--- SET TASK ---
Omit the images, then print each record below exactly as it reads.

[Dataset items]
----------------------------------------

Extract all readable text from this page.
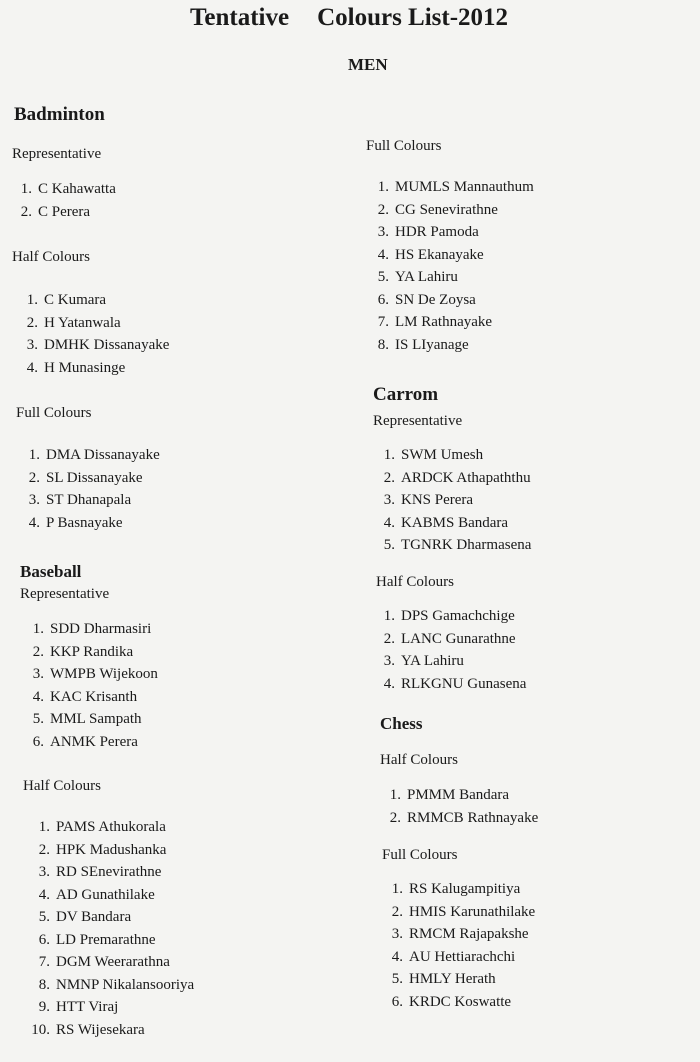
Tentative Colours List-2012
MEN
Badminton
Representative
1. C Kahawatta
2. C Perera
Half Colours
1. C Kumara
2. H Yatanwala
3. DMHK Dissanayake
4. H Munasinge
Full Colours
1. DMA Dissanayake
2. SL Dissanayake
3. ST Dhanapala
4. P Basnayake
Baseball
Representative
1. SDD Dharmasiri
2. KKP Randika
3. WMPB Wijekoon
4. KAC Krisanth
5. MML Sampath
6. ANMK Perera
Half Colours
1. PAMS Athukorala
2. HPK Madushanka
3. RD SEnevirathne
4. AD Gunathilake
5. DV Bandara
6. LD Premarathne
7. DGM Weerarathna
8. NMNP Nikalansooriya
9. HTT Viraj
10. RS Wijesekara
Full Colours
1. MUMLS Mannauthum
2. CG Senevirathne
3. HDR Pamoda
4. HS Ekanayake
5. YA Lahiru
6. SN De Zoysa
7. LM Rathnayake
8. IS LIyanage
Carrom
Representative
1. SWM Umesh
2. ARDCK Athapaththu
3. KNS Perera
4. KABMS Bandara
5. TGNRK Dharmasena
Half Colours
1. DPS Gamachchige
2. LANC Gunarathne
3. YA Lahiru
4. RLKGNU Gunasena
Chess
Half Colours
1. PMMM Bandara
2. RMMCB Rathnayake
Full Colours
1. RS Kalugampitiya
2. HMIS Karunathilake
3. RMCM Rajapakshe
4. AU Hettiarachchi
5. HMLY Herath
6. KRDC Koswatte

----------------------------------------

--- TASK RESPONSE ---
Extract all readable text from this page.
Tentative Colours List-2012
MEN
Badminton
Representative
1. C Kahawatta
2. C Perera
Half Colours
1. C Kumara
2. H Yatanwala
3. DMHK Dissanayake
4. H Munasinge
Full Colours
1. DMA Dissanayake
2. SL Dissanayake
3. ST Dhanapala
4. P Basnayake
Baseball
Representative
1. SDD Dharmasiri
2. KKP Randika
3. WMPB Wijekoon
4. KAC Krisanth
5. MML Sampath
6. ANMK Perera
Half Colours
1. PAMS Athukorala
2. HPK Madushanka
3. RD SEnevirathne
4. AD Gunathilake
5. DV Bandara
6. LD Premarathne
7. DGM Weerarathna
8. NMNP Nikalansooriya
9. HTT Viraj
10. RS Wijesekara
Full Colours
1. MUMLS Mannauthum
2. CG Senevirathne
3. HDR Pamoda
4. HS Ekanayake
5. YA Lahiru
6. SN De Zoysa
7. LM Rathnayake
8. IS LIyanage
Carrom
Representative
1. SWM Umesh
2. ARDCK Athapaththu
3. KNS Perera
4. KABMS Bandara
5. TGNRK Dharmasena
Half Colours
1. DPS Gamachchige
2. LANC Gunarathne
3. YA Lahiru
4. RLKGNU Gunasena
Chess
Half Colours
1. PMMM Bandara
2. RMMCB Rathnayake
Full Colours
1. RS Kalugampitiya
2. HMIS Karunathilake
3. RMCM Rajapakshe
4. AU Hettiarachchi
5. HMLY Herath
6. KRDC Koswatte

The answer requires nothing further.